### Text segment
━━━━━━

2. I know you say it is windows 8 pro but is it indeed still 8 or is it now 8.1

3. If the one from Dell will not install after ensuring as suggested that you uninstall the old one
try this one from AMD
http://support.amd.com/en-us/kb-articles/Pages/AMDCatalyst14-4WINReleaseNotes.aspx

4. I cannot understand how you have a driver for the AMD graphics in the


> AMD 6600M and 6700M


6 series whatever version it is when you confirm and we have by service tag that the laptop has the 7450/7650

5. On the link from AMD you will see this


> ◾Windows Driver Model (WDM) drivers are no longer bundled in the AMD Catalyst software suite. *The WDM drivers install bundle can be downloaded independently through the AMD website*.


Ignore it unless I am wrong, and I will stand corrected the Windows Display Driver Models are installed automatically from Windows updates. I do not even believe they are available on the AMD website


----------



## crjdriver (Jan 2, 2001)

Thanks, I should have included to disable any AV software :up:


----------



## Krakatoz (Jul 28, 2014)

Okay, so the dell driver didn't work. The problem is the same as my first post. And I've tried the second solution to use the AMD and Intel driver. It installed fine except the AMD shows "installation complete - warnings occured"

━━━━━━

### Dataset extract
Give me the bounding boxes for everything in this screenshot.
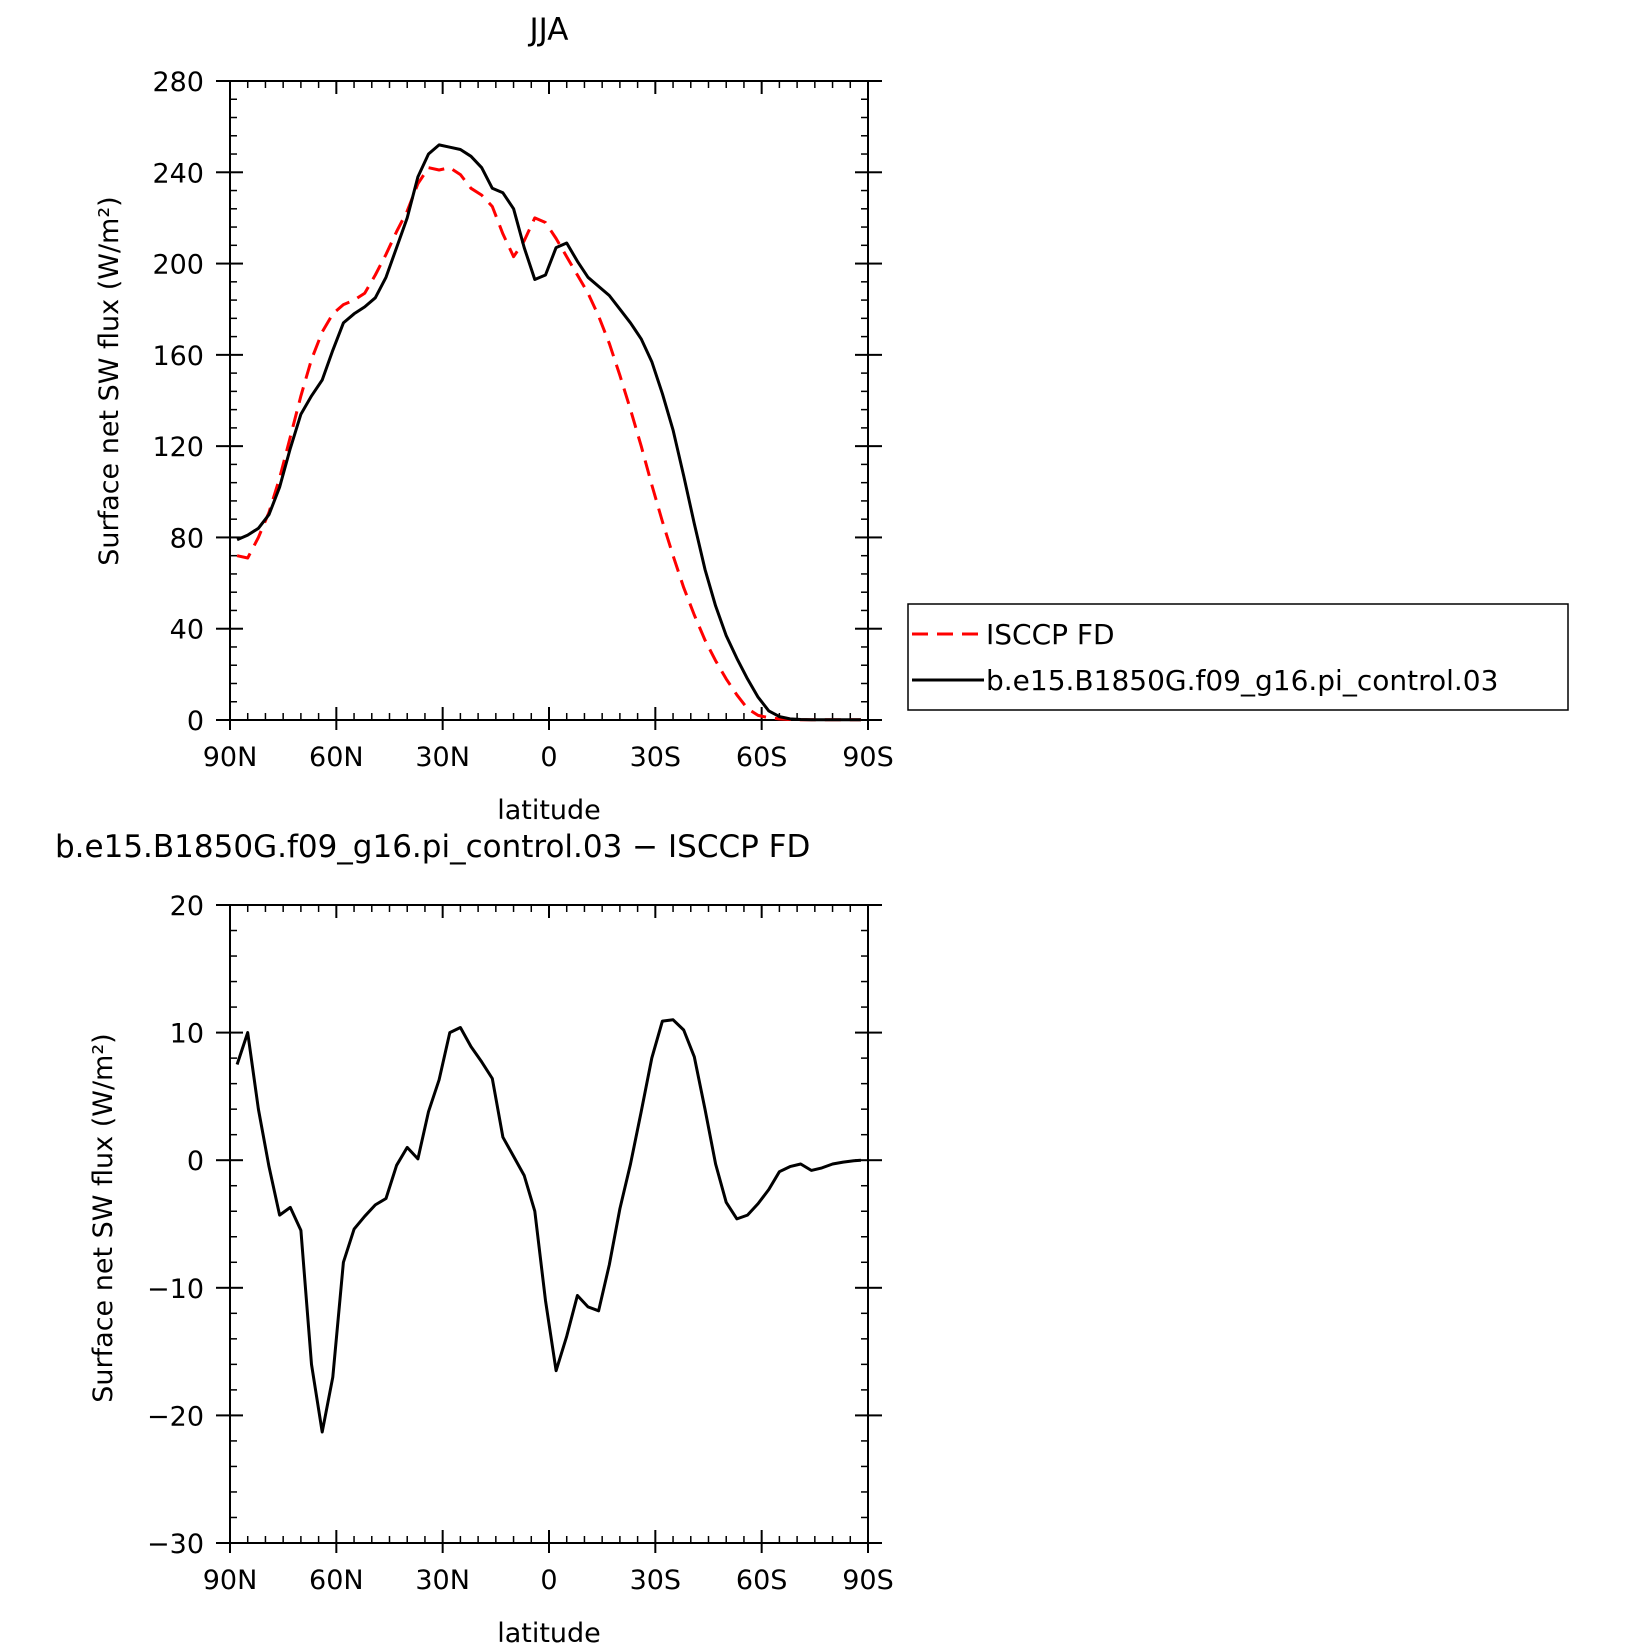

━━━━━━

### Jobs
**a.** Answer these from the forum thread on the AMD graphics driver, one line each:
(i) According to the service tag, which AMD graphics does the laptop have?
(ii) What does the AMD page say is no longer bundled in the AMD Catalyst software suite?
(iii) What did crjdriver say should have been included?
**b.** Please reproduce the stretch of the forum thread on the AMD graphics driver from "Ignore it unless" through "(Jan 2, 2001)".
**c.** Resume the forum thread on the AMD graphics driver from where it stops.

### Task results
**a.**
(i) The 7450/7650.
(ii) Windows Driver Model (WDM) drivers.
(iii) Disabling any AV software.

**b.**
Ignore it unless I am wrong, and I will stand corrected the Windows Display Driver Models are installed automatically from Windows updates. I do not even believe they are available on the AMD website


----------



## crjdriver (Jan 2, 2001)

**c.**
The driver was there, but instead of 7650/7450, it shows as "6600M and 6700M". I'm sure have downloaded the 7xxxM Series from the AMD website. When I switch to use it, I would get BSOD 'system thread exception not handled (atik dag.sys) and instead use the microsoft basic device driver after restart.

When I open the CCC, it says "catalyst control center cannot be started" "there are currently no settings that can be configured using". What can possibly gone wrong?


----------



## Macboatmaster (Jan 15, 2010)

From apps screen
type
msinfo32


when it appears listed as system information
right clicki
run as admin
on window that opens
click edit tab
select all
edit tab copy
paste please to reply on here


----------



## Krakatoz (Jul 28, 2014)

> OS Name	Microsoft Windows 8 Pro
> Version	6.2.9200 Build 9200
> Other OS Description Not Available
> OS Manufacturer	Microsoft Corporation
> ...


Is this what you mean? Oh btw I've already uninstalled the AMD, now I'm back with the integrated one.


----------



## Macboatmaster (Jan 15, 2010)

Download and install 12.10 please
http://support.amd.com/en-us/download/desktop/previous/detail?os=Windows%207%20-%2064&rev=12.10


----------



## Krakatoz (Jul 28, 2014)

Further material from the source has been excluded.